* _How to complete this task_:
Answer these questions from the text on USP Chapter ‹1111›:
1. Before the harmonized Chapter ‹1111› was introduced, what organisms was USP only interested in?
2. Which section of 21 CFR 211.113 calls for written procedures to prevent objectionable microorganisms on drug products not required to be sterile?
3. What requirement is given as an example of what a product's USP monograph may require?

* _Excerpted text_:
_ _ _ _ _ _ _
USP ‹1111› "Microbial Quality": a new compendial consideration of "other organisms"
Chapter ‹1111› "Microbial Examination of Nonsterile Products: Acceptance Criteria for Pharmaceutical Preparations and Substances
for Pharmaceutical Use" is a relatively short section that has a significant impact. For the US reader, the allowance for
twice the specification in observed results is significant. But, this is not the major change.
Table IIIb: Absence of specified microorganisms.
Before the introduction of the harmonized Chapter ‹1111›, USP was only interested in specified organisms. These organisms are specified in monographs. But, FDA has been concerned about
objectionable organisms. The "Control of Microbiological Contamination (a)" section of 21 CFR 211.113 states, "Appropriate written procedures, designed to prevent objectionable microorganisms on drug products not required
to be sterile, shall be established and followed." This is reinforced by 21 CFR 211.165 which states in the section "Testing and release for distribution... (b) There shall be appropriate laboratory testing,
as necessary, of each batch of drug product required to be free of objectionable microorganisms."
Table IIIc: Absence of specified microorganisms.
Thus, industry has had a problem. The USP monograph for a product (as provided in the current National Formulary [NF]) may require the "Absence of Pseudomonas aeruginosa." A test in the "Microbial Limits" chapter demonstrates the absence of P. aeruginosa. Although this test may be needed to demonstrate compliance with the monograph requirements laid out in the National Formulary, it does not meet FDA's concern that all microorganisms in a nonsterile product should be acceptable to the product and the
target population (i.e., are not "objectionable").
_ _ _ _ _ _ _
* _Extracted material_:
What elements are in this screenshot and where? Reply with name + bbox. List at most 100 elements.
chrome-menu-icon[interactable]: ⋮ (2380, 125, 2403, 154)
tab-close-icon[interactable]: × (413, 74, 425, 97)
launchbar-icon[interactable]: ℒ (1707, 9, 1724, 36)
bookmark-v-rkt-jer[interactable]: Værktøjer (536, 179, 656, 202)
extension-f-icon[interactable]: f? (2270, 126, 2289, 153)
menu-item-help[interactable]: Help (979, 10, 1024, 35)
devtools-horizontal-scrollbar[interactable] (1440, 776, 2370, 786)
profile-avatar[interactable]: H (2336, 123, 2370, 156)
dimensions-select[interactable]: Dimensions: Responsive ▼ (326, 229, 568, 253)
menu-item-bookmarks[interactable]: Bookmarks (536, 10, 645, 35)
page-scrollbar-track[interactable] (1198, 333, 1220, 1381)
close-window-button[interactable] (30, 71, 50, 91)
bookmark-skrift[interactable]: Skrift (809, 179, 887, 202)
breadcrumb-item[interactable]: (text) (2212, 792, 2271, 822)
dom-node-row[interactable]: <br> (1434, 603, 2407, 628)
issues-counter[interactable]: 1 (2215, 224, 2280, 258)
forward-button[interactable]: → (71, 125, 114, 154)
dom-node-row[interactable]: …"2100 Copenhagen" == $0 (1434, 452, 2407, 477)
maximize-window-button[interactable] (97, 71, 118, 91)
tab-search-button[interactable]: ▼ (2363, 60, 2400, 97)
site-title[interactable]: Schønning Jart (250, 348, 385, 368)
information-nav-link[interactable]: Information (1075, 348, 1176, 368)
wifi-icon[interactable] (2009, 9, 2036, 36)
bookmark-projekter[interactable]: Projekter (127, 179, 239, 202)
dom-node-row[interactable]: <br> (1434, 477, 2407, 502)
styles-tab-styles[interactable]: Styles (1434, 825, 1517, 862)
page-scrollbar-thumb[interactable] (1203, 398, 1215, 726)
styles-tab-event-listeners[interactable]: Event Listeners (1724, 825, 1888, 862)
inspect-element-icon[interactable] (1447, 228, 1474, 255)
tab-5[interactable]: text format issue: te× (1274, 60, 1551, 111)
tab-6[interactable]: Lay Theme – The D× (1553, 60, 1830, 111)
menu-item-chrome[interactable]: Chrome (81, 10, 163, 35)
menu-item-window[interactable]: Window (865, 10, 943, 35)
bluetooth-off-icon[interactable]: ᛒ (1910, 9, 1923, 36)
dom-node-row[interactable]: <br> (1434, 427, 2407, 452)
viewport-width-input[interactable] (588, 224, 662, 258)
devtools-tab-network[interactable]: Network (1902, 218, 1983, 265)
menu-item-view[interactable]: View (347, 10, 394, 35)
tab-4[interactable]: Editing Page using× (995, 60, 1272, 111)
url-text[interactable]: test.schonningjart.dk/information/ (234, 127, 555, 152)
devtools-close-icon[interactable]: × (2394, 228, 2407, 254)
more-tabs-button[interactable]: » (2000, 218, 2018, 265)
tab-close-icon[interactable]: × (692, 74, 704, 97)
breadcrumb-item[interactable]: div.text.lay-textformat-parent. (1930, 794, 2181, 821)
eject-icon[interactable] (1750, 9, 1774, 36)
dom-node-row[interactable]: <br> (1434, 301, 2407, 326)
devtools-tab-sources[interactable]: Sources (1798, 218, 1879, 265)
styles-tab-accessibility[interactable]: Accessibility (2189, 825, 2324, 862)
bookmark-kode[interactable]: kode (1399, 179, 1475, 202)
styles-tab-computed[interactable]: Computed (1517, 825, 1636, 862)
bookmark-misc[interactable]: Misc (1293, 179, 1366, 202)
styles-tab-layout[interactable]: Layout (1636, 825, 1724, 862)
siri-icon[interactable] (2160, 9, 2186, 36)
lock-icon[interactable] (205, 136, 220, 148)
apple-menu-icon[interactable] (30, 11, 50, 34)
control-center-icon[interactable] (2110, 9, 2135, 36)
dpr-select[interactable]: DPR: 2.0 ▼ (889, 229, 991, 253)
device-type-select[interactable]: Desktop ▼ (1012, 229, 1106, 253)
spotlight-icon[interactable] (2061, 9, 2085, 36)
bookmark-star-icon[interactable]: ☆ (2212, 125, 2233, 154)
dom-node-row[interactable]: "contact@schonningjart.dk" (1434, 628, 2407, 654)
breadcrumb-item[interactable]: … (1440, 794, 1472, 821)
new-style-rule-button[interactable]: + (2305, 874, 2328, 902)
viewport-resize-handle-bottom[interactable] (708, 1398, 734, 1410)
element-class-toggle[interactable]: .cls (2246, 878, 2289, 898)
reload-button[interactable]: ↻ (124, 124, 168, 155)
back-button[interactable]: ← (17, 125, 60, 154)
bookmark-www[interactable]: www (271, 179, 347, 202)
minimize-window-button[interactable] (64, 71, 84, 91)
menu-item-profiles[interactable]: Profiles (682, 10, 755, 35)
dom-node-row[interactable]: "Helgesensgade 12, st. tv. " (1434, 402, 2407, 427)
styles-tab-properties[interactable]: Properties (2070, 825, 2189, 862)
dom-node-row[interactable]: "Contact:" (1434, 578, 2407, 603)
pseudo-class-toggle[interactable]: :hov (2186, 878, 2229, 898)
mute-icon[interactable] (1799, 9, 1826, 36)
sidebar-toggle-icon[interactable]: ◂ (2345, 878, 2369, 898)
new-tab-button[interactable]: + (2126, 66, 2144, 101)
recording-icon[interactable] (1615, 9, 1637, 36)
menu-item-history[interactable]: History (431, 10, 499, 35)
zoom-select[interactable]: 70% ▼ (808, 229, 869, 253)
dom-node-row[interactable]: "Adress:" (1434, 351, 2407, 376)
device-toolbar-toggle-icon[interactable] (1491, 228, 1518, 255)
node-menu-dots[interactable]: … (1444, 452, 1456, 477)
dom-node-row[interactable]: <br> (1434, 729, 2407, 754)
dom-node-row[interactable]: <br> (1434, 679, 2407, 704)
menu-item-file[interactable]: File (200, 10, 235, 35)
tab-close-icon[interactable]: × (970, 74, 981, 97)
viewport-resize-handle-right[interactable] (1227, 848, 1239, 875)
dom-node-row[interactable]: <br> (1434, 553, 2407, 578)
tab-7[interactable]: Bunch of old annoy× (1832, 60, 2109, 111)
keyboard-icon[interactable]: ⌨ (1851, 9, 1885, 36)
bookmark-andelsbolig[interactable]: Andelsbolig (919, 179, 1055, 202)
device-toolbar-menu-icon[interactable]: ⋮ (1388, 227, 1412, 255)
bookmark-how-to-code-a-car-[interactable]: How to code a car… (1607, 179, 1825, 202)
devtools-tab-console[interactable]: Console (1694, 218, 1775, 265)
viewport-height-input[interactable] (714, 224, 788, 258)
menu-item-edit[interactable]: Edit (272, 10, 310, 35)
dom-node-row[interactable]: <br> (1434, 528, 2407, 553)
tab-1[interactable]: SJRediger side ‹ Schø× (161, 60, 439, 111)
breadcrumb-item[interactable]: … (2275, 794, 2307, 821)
_ _ _ _ _ _ _
* _Reply_:
1. Specified organisms, which are specified in monographs.
2. The "Control of Microbiological Contamination (a)" section.
3. The "Absence of Pseudomonas aeruginosa."